WORK REQUIRED
Locate every line in the material below that has the word "Chaining". Copy each of those lines.

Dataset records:
====

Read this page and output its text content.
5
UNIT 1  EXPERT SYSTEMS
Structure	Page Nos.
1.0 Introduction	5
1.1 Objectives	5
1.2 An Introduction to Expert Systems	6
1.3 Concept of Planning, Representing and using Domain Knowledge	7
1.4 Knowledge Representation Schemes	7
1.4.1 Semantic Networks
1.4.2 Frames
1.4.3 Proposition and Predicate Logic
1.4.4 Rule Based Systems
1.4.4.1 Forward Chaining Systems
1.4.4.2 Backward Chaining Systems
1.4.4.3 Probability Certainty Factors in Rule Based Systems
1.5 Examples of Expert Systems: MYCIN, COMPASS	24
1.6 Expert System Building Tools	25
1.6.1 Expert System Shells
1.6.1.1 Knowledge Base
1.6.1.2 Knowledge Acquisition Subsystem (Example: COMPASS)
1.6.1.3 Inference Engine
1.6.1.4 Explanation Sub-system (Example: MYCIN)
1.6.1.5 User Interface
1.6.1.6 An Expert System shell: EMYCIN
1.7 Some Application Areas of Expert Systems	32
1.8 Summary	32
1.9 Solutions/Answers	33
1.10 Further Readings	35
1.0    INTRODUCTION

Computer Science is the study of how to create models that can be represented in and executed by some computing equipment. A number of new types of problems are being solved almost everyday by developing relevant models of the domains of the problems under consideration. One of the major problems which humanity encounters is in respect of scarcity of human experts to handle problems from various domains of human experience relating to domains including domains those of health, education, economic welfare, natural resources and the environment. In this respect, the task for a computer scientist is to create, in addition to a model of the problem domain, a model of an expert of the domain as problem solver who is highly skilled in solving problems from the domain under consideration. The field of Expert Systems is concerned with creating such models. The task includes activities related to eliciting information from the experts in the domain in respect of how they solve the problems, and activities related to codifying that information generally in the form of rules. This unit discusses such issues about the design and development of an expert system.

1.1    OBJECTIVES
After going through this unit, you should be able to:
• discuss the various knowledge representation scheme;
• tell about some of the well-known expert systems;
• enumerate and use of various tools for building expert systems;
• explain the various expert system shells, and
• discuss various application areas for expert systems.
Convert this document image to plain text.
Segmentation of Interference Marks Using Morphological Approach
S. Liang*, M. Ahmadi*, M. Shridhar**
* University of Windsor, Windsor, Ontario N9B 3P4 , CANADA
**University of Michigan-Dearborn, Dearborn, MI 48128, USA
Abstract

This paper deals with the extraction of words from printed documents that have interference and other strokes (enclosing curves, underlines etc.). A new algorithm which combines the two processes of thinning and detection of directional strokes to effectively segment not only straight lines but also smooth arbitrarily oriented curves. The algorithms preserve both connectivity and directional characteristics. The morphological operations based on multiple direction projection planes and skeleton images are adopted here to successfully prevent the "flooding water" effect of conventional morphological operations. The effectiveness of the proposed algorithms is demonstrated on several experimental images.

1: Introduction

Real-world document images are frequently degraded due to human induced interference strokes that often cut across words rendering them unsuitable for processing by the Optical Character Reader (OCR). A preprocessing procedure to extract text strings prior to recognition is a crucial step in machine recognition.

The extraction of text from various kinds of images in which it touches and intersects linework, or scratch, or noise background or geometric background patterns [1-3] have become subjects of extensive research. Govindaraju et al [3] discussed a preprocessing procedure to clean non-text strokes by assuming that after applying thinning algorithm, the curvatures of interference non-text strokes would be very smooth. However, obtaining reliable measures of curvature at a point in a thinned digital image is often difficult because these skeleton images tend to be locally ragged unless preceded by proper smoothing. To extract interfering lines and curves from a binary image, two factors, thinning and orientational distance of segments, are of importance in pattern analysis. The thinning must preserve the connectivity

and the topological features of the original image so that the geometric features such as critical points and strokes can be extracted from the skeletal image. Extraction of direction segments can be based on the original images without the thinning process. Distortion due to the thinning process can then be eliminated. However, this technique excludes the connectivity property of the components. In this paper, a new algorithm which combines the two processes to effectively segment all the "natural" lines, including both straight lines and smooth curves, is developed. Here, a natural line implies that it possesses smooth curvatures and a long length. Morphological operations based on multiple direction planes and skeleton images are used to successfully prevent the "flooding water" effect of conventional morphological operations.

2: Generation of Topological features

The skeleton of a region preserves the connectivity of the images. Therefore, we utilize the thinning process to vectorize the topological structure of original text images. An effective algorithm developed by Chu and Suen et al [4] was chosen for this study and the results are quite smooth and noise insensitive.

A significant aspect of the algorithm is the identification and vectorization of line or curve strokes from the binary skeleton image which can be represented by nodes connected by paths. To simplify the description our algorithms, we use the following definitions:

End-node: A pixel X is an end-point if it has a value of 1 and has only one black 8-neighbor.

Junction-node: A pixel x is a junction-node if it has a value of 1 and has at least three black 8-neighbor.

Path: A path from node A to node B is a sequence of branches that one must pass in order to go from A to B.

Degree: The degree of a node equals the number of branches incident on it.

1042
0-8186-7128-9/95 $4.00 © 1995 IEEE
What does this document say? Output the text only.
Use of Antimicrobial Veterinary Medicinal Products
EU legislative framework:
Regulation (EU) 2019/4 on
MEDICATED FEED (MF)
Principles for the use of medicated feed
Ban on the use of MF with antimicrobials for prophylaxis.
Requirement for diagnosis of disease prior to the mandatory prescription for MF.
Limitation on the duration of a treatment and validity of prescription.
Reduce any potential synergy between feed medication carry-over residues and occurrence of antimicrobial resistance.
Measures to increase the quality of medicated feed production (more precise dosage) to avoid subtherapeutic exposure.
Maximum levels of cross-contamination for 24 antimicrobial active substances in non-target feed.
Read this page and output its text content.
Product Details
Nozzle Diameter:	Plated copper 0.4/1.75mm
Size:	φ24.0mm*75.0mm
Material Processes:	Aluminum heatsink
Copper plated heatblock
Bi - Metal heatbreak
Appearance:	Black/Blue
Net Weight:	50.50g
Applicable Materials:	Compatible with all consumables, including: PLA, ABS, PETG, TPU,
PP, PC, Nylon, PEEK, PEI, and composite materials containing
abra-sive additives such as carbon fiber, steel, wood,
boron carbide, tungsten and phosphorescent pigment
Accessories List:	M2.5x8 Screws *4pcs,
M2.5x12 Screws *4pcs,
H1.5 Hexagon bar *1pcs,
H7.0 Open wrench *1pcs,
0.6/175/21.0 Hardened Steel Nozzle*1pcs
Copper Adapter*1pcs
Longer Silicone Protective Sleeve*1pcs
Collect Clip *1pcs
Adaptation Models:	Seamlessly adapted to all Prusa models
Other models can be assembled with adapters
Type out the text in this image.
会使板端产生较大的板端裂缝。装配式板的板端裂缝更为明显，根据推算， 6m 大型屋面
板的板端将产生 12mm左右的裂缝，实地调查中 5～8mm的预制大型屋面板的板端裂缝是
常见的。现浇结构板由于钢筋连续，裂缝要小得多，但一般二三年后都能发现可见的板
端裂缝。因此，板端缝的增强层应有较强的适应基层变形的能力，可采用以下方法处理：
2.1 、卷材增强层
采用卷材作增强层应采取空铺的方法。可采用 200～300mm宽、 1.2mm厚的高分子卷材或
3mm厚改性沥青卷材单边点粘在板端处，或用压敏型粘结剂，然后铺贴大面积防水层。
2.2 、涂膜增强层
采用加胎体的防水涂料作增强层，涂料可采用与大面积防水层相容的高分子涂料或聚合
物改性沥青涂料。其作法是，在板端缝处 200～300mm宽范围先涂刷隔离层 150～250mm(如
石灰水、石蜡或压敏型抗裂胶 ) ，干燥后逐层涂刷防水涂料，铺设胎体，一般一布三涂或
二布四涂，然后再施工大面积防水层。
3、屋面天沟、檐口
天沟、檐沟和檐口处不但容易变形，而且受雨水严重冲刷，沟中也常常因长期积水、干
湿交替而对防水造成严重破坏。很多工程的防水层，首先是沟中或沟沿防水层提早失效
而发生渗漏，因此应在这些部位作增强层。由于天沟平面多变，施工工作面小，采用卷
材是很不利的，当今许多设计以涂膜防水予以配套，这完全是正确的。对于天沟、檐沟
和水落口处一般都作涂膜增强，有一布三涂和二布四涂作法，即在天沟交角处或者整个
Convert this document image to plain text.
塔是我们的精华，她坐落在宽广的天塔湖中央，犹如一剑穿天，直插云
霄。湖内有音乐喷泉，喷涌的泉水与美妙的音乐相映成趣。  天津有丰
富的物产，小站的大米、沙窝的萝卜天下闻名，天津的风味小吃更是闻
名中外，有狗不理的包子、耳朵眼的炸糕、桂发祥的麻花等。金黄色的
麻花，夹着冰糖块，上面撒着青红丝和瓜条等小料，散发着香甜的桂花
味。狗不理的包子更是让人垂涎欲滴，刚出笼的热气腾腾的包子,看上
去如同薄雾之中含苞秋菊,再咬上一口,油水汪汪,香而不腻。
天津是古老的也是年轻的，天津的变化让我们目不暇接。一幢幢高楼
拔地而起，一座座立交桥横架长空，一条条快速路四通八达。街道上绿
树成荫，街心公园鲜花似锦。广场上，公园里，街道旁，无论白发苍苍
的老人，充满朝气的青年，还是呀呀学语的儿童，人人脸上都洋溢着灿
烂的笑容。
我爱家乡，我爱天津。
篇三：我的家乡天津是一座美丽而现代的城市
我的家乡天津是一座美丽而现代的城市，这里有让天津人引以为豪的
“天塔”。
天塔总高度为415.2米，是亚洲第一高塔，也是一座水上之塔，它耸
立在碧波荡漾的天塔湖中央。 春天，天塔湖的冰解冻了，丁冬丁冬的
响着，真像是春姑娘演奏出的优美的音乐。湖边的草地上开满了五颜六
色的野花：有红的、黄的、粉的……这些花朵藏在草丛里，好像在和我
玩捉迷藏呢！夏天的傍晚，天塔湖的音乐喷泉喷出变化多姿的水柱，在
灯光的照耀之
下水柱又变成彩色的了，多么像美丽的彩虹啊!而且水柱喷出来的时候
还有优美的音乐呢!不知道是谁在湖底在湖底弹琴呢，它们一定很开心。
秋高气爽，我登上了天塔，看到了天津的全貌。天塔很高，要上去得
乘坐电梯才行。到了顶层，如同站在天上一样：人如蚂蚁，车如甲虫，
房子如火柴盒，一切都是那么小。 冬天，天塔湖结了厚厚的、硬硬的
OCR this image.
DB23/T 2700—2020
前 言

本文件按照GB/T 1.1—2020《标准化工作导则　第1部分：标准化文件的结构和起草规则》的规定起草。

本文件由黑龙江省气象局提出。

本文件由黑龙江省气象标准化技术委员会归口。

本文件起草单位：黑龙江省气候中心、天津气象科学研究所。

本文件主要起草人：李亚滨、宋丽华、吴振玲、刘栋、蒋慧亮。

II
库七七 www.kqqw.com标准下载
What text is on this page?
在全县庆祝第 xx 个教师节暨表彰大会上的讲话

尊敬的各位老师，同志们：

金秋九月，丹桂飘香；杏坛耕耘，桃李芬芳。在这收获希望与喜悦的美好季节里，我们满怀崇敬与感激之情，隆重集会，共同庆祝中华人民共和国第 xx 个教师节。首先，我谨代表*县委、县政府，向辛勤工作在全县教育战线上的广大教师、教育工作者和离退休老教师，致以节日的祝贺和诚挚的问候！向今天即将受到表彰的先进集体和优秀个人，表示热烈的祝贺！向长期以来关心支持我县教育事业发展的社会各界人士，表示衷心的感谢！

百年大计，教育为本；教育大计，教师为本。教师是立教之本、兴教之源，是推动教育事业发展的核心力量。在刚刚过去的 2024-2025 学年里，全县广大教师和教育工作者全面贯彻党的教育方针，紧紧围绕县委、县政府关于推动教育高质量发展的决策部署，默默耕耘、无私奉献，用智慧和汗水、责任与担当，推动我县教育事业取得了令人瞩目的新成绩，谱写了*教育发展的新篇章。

====

RESULT FOR THIS TASK
1.4.4.1 Forward Chaining Systems
1.4.4.2 Backward Chaining Systems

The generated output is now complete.